_Requirement:_ Where a line contains the string "encuentra", copy that line.
# Start of Dataset records
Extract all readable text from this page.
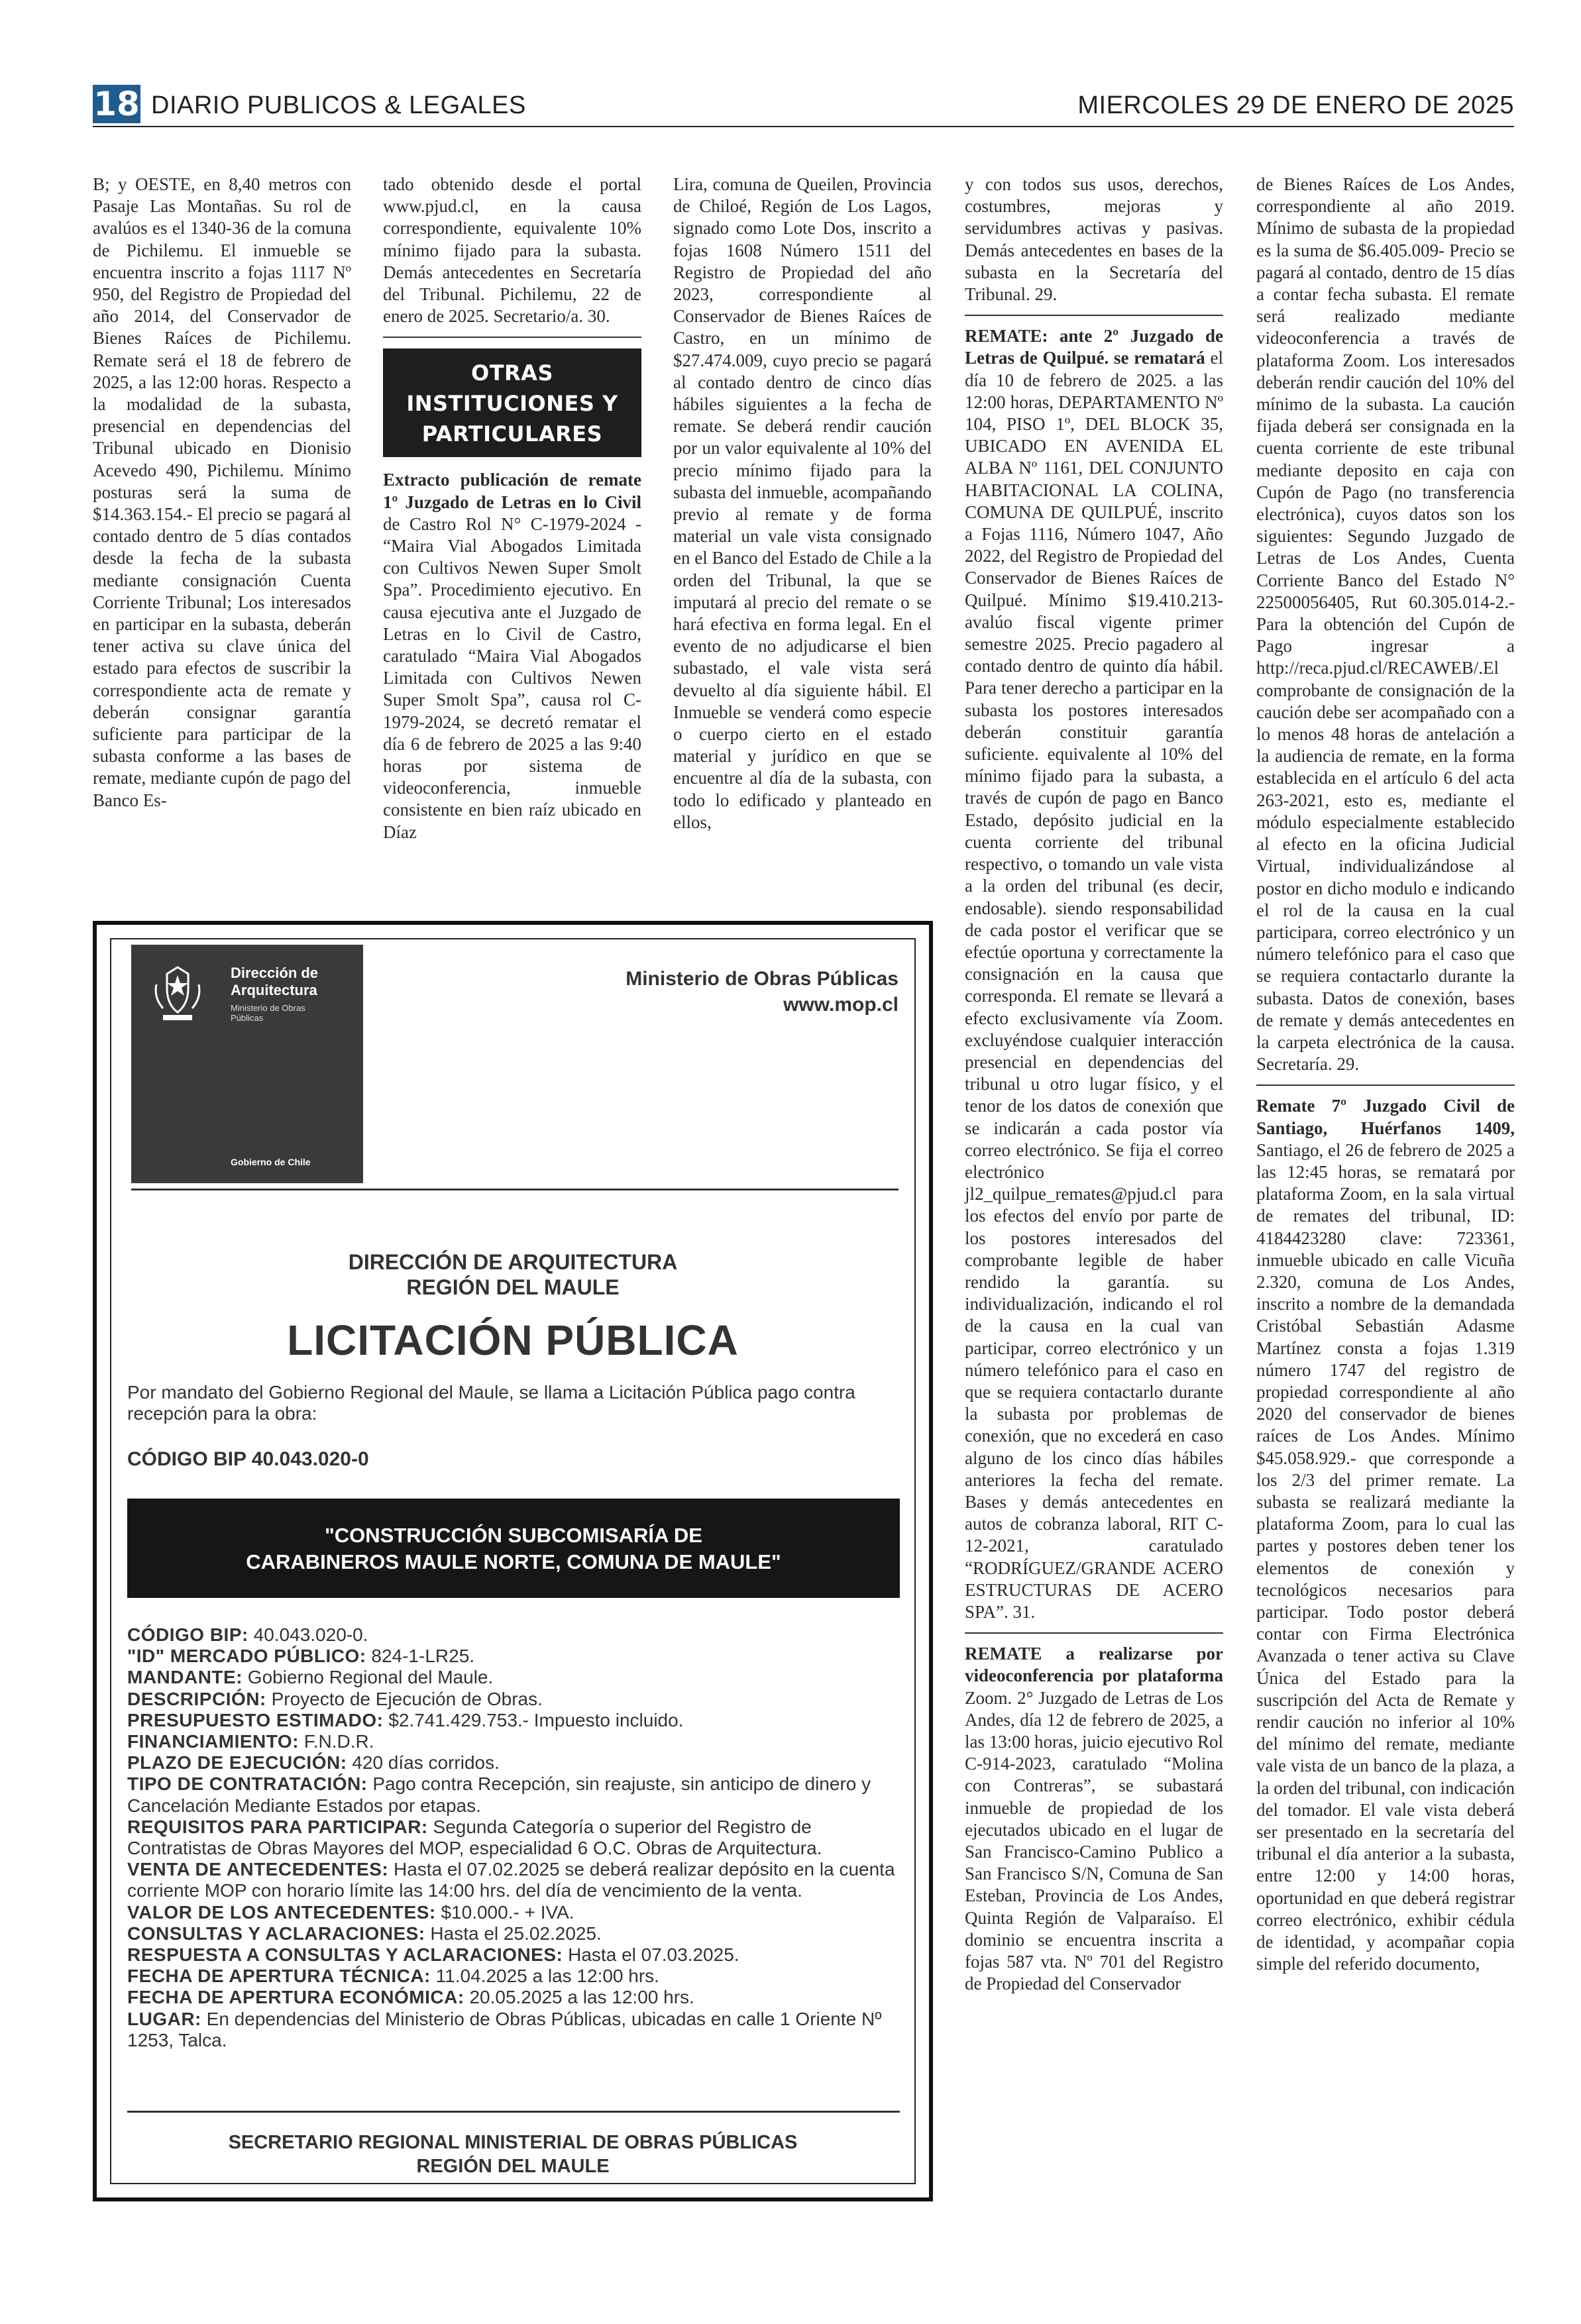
18 DIARIO PUBLICOS & LEGALES	MIERCOLES 29 DE ENERO DE 2025

B; y OESTE, en 8,40 metros con Pasaje Las Montañas. Su rol de avalúos es el 1340-36 de la comuna de Pichilemu. El inmueble se encuentra inscrito a fojas 1117 Nº 950, del Registro de Propiedad del año 2014, del Conservador de Bienes Raíces de Pichilemu. Remate será el 18 de febrero de 2025, a las 12:00 horas. Respecto a la modalidad de la subasta, presencial en dependencias del Tribunal ubicado en Dionisio Acevedo 490, Pichilemu. Mínimo posturas será la suma de $14.363.154.- El precio se pagará al contado dentro de 5 días contados desde la fecha de la subasta mediante consignación Cuenta Corriente Tribunal; Los interesados en participar en la subasta, deberán tener activa su clave única del estado para efectos de suscribir la correspondiente acta de remate y deberán consignar garantía suficiente para participar de la subasta conforme a las bases de remate, mediante cupón de pago del Banco Es-

tado obtenido desde el portal www.pjud.cl, en la causa correspondiente, equivalente 10% mínimo fijado para la subasta. Demás antecedentes en Secretaría del Tribunal. Pichilemu, 22 de enero de 2025. Secretario/a. 30.

OTRAS INSTITUCIONES Y PARTICULARES

Extracto publicación de remate 1º Juzgado de Letras en lo Civil de Castro Rol N° C-1979-2024 - “Maira Vial Abogados Limitada con Cultivos Newen Super Smolt Spa”. Procedimiento ejecutivo. En causa ejecutiva ante el Juzgado de Letras en lo Civil de Castro, caratulado “Maira Vial Abogados Limitada con Cultivos Newen Super Smolt Spa”, causa rol C-1979-2024, se decretó rematar el día 6 de febrero de 2025 a las 9:40 horas por sistema de videoconferencia, inmueble consistente en bien raíz ubicado en Díaz

Lira, comuna de Queilen, Provincia de Chiloé, Región de Los Lagos, signado como Lote Dos, inscrito a fojas 1608 Número 1511 del Registro de Propiedad del año 2023, correspondiente al Conservador de Bienes Raíces de Castro, en un mínimo de $27.474.009, cuyo precio se pagará al contado dentro de cinco días hábiles siguientes a la fecha de remate. Se deberá rendir caución por un valor equivalente al 10% del precio mínimo fijado para la subasta del inmueble, acompañando previo al remate y de forma material un vale vista consignado en el Banco del Estado de Chile a la orden del Tribunal, la que se imputará al precio del remate o se hará efectiva en forma legal. En el evento de no adjudicarse el bien subastado, el vale vista será devuelto al día siguiente hábil. El Inmueble se venderá como especie o cuerpo cierto en el estado material y jurídico en que se encuentre al día de la subasta, con todo lo edificado y planteado en ellos,

y con todos sus usos, derechos, costumbres, mejoras y servidumbres activas y pasivas. Demás antecedentes en bases de la subasta en la Secretaría del Tribunal. 29.

REMATE: ante 2º Juzgado de Letras de Quilpué. se rematará el día 10 de febrero de 2025. a las 12:00 horas, DEPARTAMENTO Nº 104, PISO 1º, DEL BLOCK 35, UBICADO EN AVENIDA EL ALBA Nº 1161, DEL CONJUNTO HABITACIONAL LA COLINA, COMUNA DE QUILPUÉ, inscrito a Fojas 1116, Número 1047, Año 2022, del Registro de Propiedad del Conservador de Bienes Raíces de Quilpué. Mínimo $19.410.213- avalúo fiscal vigente primer semestre 2025. Precio pagadero al contado dentro de quinto día hábil. Para tener derecho a participar en la subasta los postores interesados deberán constituir garantía suficiente. equivalente al 10% del mínimo fijado para la subasta, a través de cupón de pago en Banco Estado, depósito judicial en la cuenta corriente del tribunal respectivo, o tomando un vale vista a la orden del tribunal (es decir, endosable). siendo responsabilidad de cada postor el verificar que se efectúe oportuna y correctamente la consignación en la causa que corresponda. El remate se llevará a efecto exclusivamente vía Zoom. excluyéndose cualquier interacción presencial en dependencias del tribunal u otro lugar físico, y el tenor de los datos de conexión que se indicarán a cada postor vía correo electrónico. Se fija el correo electrónico jl2_quilpue_remates@pjud.cl para los efectos del envío por parte de los postores interesados del comprobante legible de haber rendido la garantía. su individualización, indicando el rol de la causa en la cual van participar, correo electrónico y un número telefónico para el caso en que se requiera contactarlo durante la subasta por problemas de conexión, que no excederá en caso alguno de los cinco días hábiles anteriores la fecha del remate. Bases y demás antecedentes en autos de cobranza laboral, RIT C-12-2021, caratulado “RODRÍGUEZ/GRANDE ACERO ESTRUCTURAS DE ACERO SPA”. 31.

REMATE a realizarse por videoconferencia por plataforma Zoom. 2° Juzgado de Letras de Los Andes, día 12 de febrero de 2025, a las 13:00 horas, juicio ejecutivo Rol C-914-2023, caratulado “Molina con Contreras”, se subastará inmueble de propiedad de los ejecutados ubicado en el lugar de San Francisco-Camino Publico a San Francisco S/N, Comuna de San Esteban, Provincia de Los Andes, Quinta Región de Valparaíso. El dominio se encuentra inscrita a fojas 587 vta. Nº 701 del Registro de Propiedad del Conservador

de Bienes Raíces de Los Andes, correspondiente al año 2019. Mínimo de subasta de la propiedad es la suma de $6.405.009- Precio se pagará al contado, dentro de 15 días a contar fecha subasta. El remate será realizado mediante videoconferencia a través de plataforma Zoom. Los interesados deberán rendir caución del 10% del mínimo de la subasta. La caución fijada deberá ser consignada en la cuenta corriente de este tribunal mediante deposito en caja con Cupón de Pago (no transferencia electrónica), cuyos datos son los siguientes: Segundo Juzgado de Letras de Los Andes, Cuenta Corriente Banco del Estado N° 22500056405, Rut 60.305.014-2.- Para la obtención del Cupón de Pago ingresar a http://reca.pjud.cl/RECAWEB/.El comprobante de consignación de la caución debe ser acompañado con a lo menos 48 horas de antelación a la audiencia de remate, en la forma establecida en el artículo 6 del acta 263-2021, esto es, mediante el módulo especialmente establecido al efecto en la oficina Judicial Virtual, individualizándose al postor en dicho modulo e indicando el rol de la causa en la cual participara, correo electrónico y un número telefónico para el caso que se requiera contactarlo durante la subasta. Datos de conexión, bases de remate y demás antecedentes en la carpeta electrónica de la causa. Secretaría. 29.

Remate 7º Juzgado Civil de Santiago, Huérfanos 1409, Santiago, el 26 de febrero de 2025 a las 12:45 horas, se rematará por plataforma Zoom, en la sala virtual de remates del tribunal, ID: 4184423280 clave: 723361, inmueble ubicado en calle Vicuña 2.320, comuna de Los Andes, inscrito a nombre de la demandada Cristóbal Sebastián Adasme Martínez consta a fojas 1.319 número 1747 del registro de propiedad correspondiente al año 2020 del conservador de bienes raíces de Los Andes. Mínimo $45.058.929.- que corresponde a los 2/3 del primer remate. La subasta se realizará mediante la plataforma Zoom, para lo cual las partes y postores deben tener los elementos de conexión y tecnológicos necesarios para participar. Todo postor deberá contar con Firma Electrónica Avanzada o tener activa su Clave Única del Estado para la suscripción del Acta de Remate y rendir caución no inferior al 10% del mínimo del remate, mediante vale vista de un banco de la plaza, a la orden del tribunal, con indicación del tomador. El vale vista deberá ser presentado en la secretaría del tribunal el día anterior a la subasta, entre 12:00 y 14:00 horas, oportunidad en que deberá registrar correo electrónico, exhibir cédula de identidad, y acompañar copia simple del referido documento,

Dirección de Arquitectura
Ministerio de Obras Públicas
Gobierno de Chile
Ministerio de Obras Públicas
www.mop.cl
DIRECCIÓN DE ARQUITECTURA
REGIÓN DEL MAULE
LICITACIÓN PÚBLICA
Por mandato del Gobierno Regional del Maule, se llama a Licitación Pública pago contra recepción para la obra:
CÓDIGO BIP 40.043.020-0
"CONSTRUCCIÓN SUBCOMISARÍA DE
CARABINEROS MAULE NORTE, COMUNA DE MAULE"

CÓDIGO BIP: 40.043.020-0.

"ID" MERCADO PÚBLICO: 824-1-LR25.

MANDANTE: Gobierno Regional del Maule.

DESCRIPCIÓN: Proyecto de Ejecución de Obras.

PRESUPUESTO ESTIMADO: $2.741.429.753.- Impuesto incluido.

FINANCIAMIENTO: F.N.D.R.

PLAZO DE EJECUCIÓN: 420 días corridos.

TIPO DE CONTRATACIÓN: Pago contra Recepción, sin reajuste, sin anticipo de dinero y Cancelación Mediante Estados por etapas.

REQUISITOS PARA PARTICIPAR: Segunda Categoría o superior del Registro de Contratistas de Obras Mayores del MOP, especialidad 6 O.C. Obras de Arquitectura.

VENTA DE ANTECEDENTES: Hasta el 07.02.2025 se deberá realizar depósito en la cuenta corriente MOP con horario límite las 14:00 hrs. del día de vencimiento de la venta.

VALOR DE LOS ANTECEDENTES: $10.000.- + IVA.

CONSULTAS Y ACLARACIONES: Hasta el 25.02.2025.

RESPUESTA A CONSULTAS Y ACLARACIONES: Hasta el 07.03.2025.

FECHA DE APERTURA TÉCNICA: 11.04.2025 a las 12:00 hrs.

FECHA DE APERTURA ECONÓMICA: 20.05.2025 a las 12:00 hrs.

LUGAR: En dependencias del Ministerio de Obras Públicas, ubicadas en calle 1 Oriente Nº 1253, Talca.

SECRETARIO REGIONAL MINISTERIAL DE OBRAS PÚBLICAS
REGIÓN DEL MAULE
# End of Dataset records
_Exercise answer:_
B; y OESTE, en 8,40 metros con Pasaje Las Montañas. Su rol de avalúos es el 1340-36 de la comuna de Pichilemu. El inmueble se encuentra inscrito a fojas 1117 Nº 950, del Registro de Propiedad del año 2014, del Conservador de Bienes Raíces de Pichilemu. Remate será el 18 de febrero de 2025, a las 12:00 horas. Respecto a la modalidad de la subasta, presencial en dependencias del Tribunal ubicado en Dionisio Acevedo 490, Pichilemu. Mínimo posturas será la suma de $14.363.154.- El precio se pagará al contado dentro de 5 días contados desde la fecha de la subasta mediante consignación Cuenta Corriente Tribunal; Los interesados en participar en la subasta, deberán tener activa su clave única del estado para efectos de suscribir la correspondiente acta de remate y deberán consignar garantía suficiente para participar de la subasta conforme a las bases de remate, mediante cupón de pago del Banco Es-
REMATE a realizarse por videoconferencia por plataforma Zoom. 2° Juzgado de Letras de Los Andes, día 12 de febrero de 2025, a las 13:00 horas, juicio ejecutivo Rol C-914-2023, caratulado “Molina con Contreras”, se subastará inmueble de propiedad de los ejecutados ubicado en el lugar de San Francisco-Camino Publico a San Francisco S/N, Comuna de San Esteban, Provincia de Los Andes, Quinta Región de Valparaíso. El dominio se encuentra inscrita a fojas 587 vta. Nº 701 del Registro de Propiedad del Conservador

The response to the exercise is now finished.